##### Data records #####

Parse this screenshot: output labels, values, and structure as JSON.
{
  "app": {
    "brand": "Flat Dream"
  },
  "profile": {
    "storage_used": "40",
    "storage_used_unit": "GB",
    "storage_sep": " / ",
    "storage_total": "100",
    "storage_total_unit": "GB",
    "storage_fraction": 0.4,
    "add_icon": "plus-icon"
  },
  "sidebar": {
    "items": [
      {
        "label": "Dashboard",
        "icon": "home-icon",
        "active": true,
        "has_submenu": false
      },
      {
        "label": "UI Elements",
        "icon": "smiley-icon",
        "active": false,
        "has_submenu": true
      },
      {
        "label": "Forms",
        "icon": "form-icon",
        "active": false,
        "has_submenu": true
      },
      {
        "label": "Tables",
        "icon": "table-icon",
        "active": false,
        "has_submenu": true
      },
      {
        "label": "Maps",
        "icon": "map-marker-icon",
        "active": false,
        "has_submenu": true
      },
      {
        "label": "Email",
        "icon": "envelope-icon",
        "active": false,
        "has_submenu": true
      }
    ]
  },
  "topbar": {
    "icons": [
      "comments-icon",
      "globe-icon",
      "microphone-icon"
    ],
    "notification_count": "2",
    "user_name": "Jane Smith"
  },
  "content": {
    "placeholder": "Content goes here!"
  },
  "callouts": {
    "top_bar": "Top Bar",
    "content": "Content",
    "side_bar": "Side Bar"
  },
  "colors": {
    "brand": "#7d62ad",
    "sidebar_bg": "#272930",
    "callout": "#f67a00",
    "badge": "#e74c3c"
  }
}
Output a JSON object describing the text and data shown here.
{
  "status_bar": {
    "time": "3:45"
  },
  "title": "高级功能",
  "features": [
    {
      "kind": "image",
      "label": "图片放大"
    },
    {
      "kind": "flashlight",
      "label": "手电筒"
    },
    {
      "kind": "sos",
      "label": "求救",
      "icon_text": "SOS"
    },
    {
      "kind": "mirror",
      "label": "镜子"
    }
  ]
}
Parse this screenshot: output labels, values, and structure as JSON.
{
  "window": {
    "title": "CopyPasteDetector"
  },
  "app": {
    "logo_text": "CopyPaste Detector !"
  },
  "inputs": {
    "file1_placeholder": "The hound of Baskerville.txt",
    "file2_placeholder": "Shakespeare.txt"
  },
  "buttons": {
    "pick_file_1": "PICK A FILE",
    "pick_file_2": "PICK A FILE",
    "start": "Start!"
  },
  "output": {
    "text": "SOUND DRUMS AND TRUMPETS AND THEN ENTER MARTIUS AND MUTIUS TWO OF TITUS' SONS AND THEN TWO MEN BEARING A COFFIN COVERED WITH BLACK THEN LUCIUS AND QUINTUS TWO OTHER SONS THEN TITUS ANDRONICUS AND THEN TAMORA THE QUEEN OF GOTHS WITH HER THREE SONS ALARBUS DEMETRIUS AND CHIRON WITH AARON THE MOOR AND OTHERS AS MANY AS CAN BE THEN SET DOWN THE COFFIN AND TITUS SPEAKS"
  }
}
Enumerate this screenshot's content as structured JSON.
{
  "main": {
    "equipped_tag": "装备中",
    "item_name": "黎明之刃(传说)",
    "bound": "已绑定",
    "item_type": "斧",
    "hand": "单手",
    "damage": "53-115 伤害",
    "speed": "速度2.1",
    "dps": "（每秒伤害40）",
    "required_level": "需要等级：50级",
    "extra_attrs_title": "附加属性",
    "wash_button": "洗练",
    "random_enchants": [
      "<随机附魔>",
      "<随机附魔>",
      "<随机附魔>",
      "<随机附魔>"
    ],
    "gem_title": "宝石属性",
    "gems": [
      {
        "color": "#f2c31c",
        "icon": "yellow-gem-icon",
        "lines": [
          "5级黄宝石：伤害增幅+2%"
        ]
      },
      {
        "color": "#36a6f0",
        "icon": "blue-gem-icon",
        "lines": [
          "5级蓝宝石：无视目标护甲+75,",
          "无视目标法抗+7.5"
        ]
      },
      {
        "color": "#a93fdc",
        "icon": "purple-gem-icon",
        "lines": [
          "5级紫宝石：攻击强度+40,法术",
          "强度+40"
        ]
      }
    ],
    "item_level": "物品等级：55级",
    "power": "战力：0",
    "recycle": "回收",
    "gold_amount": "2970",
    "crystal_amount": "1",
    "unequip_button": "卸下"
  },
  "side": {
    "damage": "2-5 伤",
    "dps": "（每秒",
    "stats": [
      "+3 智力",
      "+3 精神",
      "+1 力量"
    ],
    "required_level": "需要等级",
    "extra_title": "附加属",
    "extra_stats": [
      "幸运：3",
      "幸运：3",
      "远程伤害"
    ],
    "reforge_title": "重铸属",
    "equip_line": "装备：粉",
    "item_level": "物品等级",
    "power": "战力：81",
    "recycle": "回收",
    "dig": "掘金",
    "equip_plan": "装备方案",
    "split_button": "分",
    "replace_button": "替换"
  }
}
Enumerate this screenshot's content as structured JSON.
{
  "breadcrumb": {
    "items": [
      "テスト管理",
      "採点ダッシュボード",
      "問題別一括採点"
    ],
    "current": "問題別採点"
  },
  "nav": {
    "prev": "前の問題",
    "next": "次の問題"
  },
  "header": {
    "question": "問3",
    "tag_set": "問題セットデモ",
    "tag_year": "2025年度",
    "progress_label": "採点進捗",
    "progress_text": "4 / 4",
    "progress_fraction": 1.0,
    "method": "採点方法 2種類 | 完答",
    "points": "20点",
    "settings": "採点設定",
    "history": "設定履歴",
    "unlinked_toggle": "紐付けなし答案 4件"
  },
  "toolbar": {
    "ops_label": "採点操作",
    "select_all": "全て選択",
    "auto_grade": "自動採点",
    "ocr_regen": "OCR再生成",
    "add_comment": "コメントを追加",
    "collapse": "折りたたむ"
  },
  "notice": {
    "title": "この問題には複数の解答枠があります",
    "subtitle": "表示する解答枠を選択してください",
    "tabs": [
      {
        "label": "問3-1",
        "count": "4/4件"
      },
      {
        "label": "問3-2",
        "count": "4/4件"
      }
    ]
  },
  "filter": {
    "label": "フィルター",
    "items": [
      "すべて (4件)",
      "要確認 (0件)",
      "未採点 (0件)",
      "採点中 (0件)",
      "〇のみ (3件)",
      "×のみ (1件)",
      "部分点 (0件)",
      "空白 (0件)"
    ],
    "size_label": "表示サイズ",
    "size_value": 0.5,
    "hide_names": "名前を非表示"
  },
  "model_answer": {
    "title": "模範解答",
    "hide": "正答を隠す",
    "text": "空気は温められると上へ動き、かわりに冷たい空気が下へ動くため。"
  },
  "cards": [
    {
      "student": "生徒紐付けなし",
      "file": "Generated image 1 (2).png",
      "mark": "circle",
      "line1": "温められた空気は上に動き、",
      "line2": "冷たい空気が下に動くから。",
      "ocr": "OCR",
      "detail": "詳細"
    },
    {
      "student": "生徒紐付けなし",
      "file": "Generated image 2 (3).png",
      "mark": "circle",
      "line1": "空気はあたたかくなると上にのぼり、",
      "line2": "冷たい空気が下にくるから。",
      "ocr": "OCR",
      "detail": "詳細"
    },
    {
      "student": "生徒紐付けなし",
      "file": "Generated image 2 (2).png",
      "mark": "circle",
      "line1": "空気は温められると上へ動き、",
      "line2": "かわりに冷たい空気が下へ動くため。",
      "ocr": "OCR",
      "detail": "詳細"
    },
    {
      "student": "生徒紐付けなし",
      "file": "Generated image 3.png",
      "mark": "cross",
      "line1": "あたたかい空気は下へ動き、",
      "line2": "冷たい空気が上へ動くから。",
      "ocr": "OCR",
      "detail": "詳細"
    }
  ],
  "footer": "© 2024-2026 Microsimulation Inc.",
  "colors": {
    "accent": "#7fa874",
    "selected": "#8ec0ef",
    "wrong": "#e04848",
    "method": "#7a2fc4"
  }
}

#####

# Required task
Using the data above, print every record exactly as shown.

# Answer below
Parse this screenshot: output labels, values, and structure as JSON.
{
  "app": {
    "brand": "Flat Dream"
  },
  "profile": {
    "storage_used": "40",
    "storage_used_unit": "GB",
    "storage_sep": " / ",
    "storage_total": "100",
    "storage_total_unit": "GB",
    "storage_fraction": 0.4,
    "add_icon": "plus-icon"
  },
  "sidebar": {
    "items": [
      {
        "label": "Dashboard",
        "icon": "home-icon",
        "active": true,
        "has_submenu": false
      },
      {
        "label": "UI Elements",
        "icon": "smiley-icon",
        "active": false,
        "has_submenu": true
      },
      {
        "label": "Forms",
        "icon": "form-icon",
        "active": false,
        "has_submenu": true
      },
      {
        "label": "Tables",
        "icon": "table-icon",
        "active": false,
        "has_submenu": true
      },
      {
        "label": "Maps",
        "icon": "map-marker-icon",
        "active": false,
        "has_submenu": true
      },
      {
        "label": "Email",
        "icon": "envelope-icon",
        "active": false,
        "has_submenu": true
      }
    ]
  },
  "topbar": {
    "icons": [
      "comments-icon",
      "globe-icon",
      "microphone-icon"
    ],
    "notification_count": "2",
    "user_name": "Jane Smith"
  },
  "content": {
    "placeholder": "Content goes here!"
  },
  "callouts": {
    "top_bar": "Top Bar",
    "content": "Content",
    "side_bar": "Side Bar"
  },
  "colors": {
    "brand": "#7d62ad",
    "sidebar_bg": "#272930",
    "callout": "#f67a00",
    "badge": "#e74c3c"
  }
}
Output a JSON object describing the text and data shown here.
{
  "status_bar": {
    "time": "3:45"
  },
  "title": "高级功能",
  "features": [
    {
      "kind": "image",
      "label": "图片放大"
    },
    {
      "kind": "flashlight",
      "label": "手电筒"
    },
    {
      "kind": "sos",
      "label": "求救",
      "icon_text": "SOS"
    },
    {
      "kind": "mirror",
      "label": "镜子"
    }
  ]
}
Parse this screenshot: output labels, values, and structure as JSON.
{
  "window": {
    "title": "CopyPasteDetector"
  },
  "app": {
    "logo_text": "CopyPaste Detector !"
  },
  "inputs": {
    "file1_placeholder": "The hound of Baskerville.txt",
    "file2_placeholder": "Shakespeare.txt"
  },
  "buttons": {
    "pick_file_1": "PICK A FILE",
    "pick_file_2": "PICK A FILE",
    "start": "Start!"
  },
  "output": {
    "text": "SOUND DRUMS AND TRUMPETS AND THEN ENTER MARTIUS AND MUTIUS TWO OF TITUS' SONS AND THEN TWO MEN BEARING A COFFIN COVERED WITH BLACK THEN LUCIUS AND QUINTUS TWO OTHER SONS THEN TITUS ANDRONICUS AND THEN TAMORA THE QUEEN OF GOTHS WITH HER THREE SONS ALARBUS DEMETRIUS AND CHIRON WITH AARON THE MOOR AND OTHERS AS MANY AS CAN BE THEN SET DOWN THE COFFIN AND TITUS SPEAKS"
  }
}
Enumerate this screenshot's content as structured JSON.
{
  "main": {
    "equipped_tag": "装备中",
    "item_name": "黎明之刃(传说)",
    "bound": "已绑定",
    "item_type": "斧",
    "hand": "单手",
    "damage": "53-115 伤害",
    "speed": "速度2.1",
    "dps": "（每秒伤害40）",
    "required_level": "需要等级：50级",
    "extra_attrs_title": "附加属性",
    "wash_button": "洗练",
    "random_enchants": [
      "<随机附魔>",
      "<随机附魔>",
      "<随机附魔>",
      "<随机附魔>"
    ],
    "gem_title": "宝石属性",
    "gems": [
      {
        "color": "#f2c31c",
        "icon": "yellow-gem-icon",
        "lines": [
          "5级黄宝石：伤害增幅+2%"
        ]
      },
      {
        "color": "#36a6f0",
        "icon": "blue-gem-icon",
        "lines": [
          "5级蓝宝石：无视目标护甲+75,",
          "无视目标法抗+7.5"
        ]
      },
      {
        "color": "#a93fdc",
        "icon": "purple-gem-icon",
        "lines": [
          "5级紫宝石：攻击强度+40,法术",
          "强度+40"
        ]
      }
    ],
    "item_level": "物品等级：55级",
    "power": "战力：0",
    "recycle": "回收",
    "gold_amount": "2970",
    "crystal_amount": "1",
    "unequip_button": "卸下"
  },
  "side": {
    "damage": "2-5 伤",
    "dps": "（每秒",
    "stats": [
      "+3 智力",
      "+3 精神",
      "+1 力量"
    ],
    "required_level": "需要等级",
    "extra_title": "附加属",
    "extra_stats": [
      "幸运：3",
      "幸运：3",
      "远程伤害"
    ],
    "reforge_title": "重铸属",
    "equip_line": "装备：粉",
    "item_level": "物品等级",
    "power": "战力：81",
    "recycle": "回收",
    "dig": "掘金",
    "equip_plan": "装备方案",
    "split_button": "分",
    "replace_button": "替换"
  }
}
Enumerate this screenshot's content as structured JSON.
{
  "breadcrumb": {
    "items": [
      "テスト管理",
      "採点ダッシュボード",
      "問題別一括採点"
    ],
    "current": "問題別採点"
  },
  "nav": {
    "prev": "前の問題",
    "next": "次の問題"
  },
  "header": {
    "question": "問3",
    "tag_set": "問題セットデモ",
    "tag_year": "2025年度",
    "progress_label": "採点進捗",
    "progress_text": "4 / 4",
    "progress_fraction": 1.0,
    "method": "採点方法 2種類 | 完答",
    "points": "20点",
    "settings": "採点設定",
    "history": "設定履歴",
    "unlinked_toggle": "紐付けなし答案 4件"
  },
  "toolbar": {
    "ops_label": "採点操作",
    "select_all": "全て選択",
    "auto_grade": "自動採点",
    "ocr_regen": "OCR再生成",
    "add_comment": "コメントを追加",
    "collapse": "折りたたむ"
  },
  "notice": {
    "title": "この問題には複数の解答枠があります",
    "subtitle": "表示する解答枠を選択してください",
    "tabs": [
      {
        "label": "問3-1",
        "count": "4/4件"
      },
      {
        "label": "問3-2",
        "count": "4/4件"
      }
    ]
  },
  "filter": {
    "label": "フィルター",
    "items": [
      "すべて (4件)",
      "要確認 (0件)",
      "未採点 (0件)",
      "採点中 (0件)",
      "〇のみ (3件)",
      "×のみ (1件)",
      "部分点 (0件)",
      "空白 (0件)"
    ],
    "size_label": "表示サイズ",
    "size_value": 0.5,
    "hide_names": "名前を非表示"
  },
  "model_answer": {
    "title": "模範解答",
    "hide": "正答を隠す",
    "text": "空気は温められると上へ動き、かわりに冷たい空気が下へ動くため。"
  },
  "cards": [
    {
      "student": "生徒紐付けなし",
      "file": "Generated image 1 (2).png",
      "mark": "circle",
      "line1": "温められた空気は上に動き、",
      "line2": "冷たい空気が下に動くから。",
      "ocr": "OCR",
      "detail": "詳細"
    },
    {
      "student": "生徒紐付けなし",
      "file": "Generated image 2 (3).png",
      "mark": "circle",
      "line1": "空気はあたたかくなると上にのぼり、",
      "line2": "冷たい空気が下にくるから。",
      "ocr": "OCR",
      "detail": "詳細"
    },
    {
      "student": "生徒紐付けなし",
      "file": "Generated image 2 (2).png",
      "mark": "circle",
      "line1": "空気は温められると上へ動き、",
      "line2": "かわりに冷たい空気が下へ動くため。",
      "ocr": "OCR",
      "detail": "詳細"
    },
    {
      "student": "生徒紐付けなし",
      "file": "Generated image 3.png",
      "mark": "cross",
      "line1": "あたたかい空気は下へ動き、",
      "line2": "冷たい空気が上へ動くから。",
      "ocr": "OCR",
      "detail": "詳細"
    }
  ],
  "footer": "© 2024-2026 Microsimulation Inc.",
  "colors": {
    "accent": "#7fa874",
    "selected": "#8ec0ef",
    "wrong": "#e04848",
    "method": "#7a2fc4"
  }
}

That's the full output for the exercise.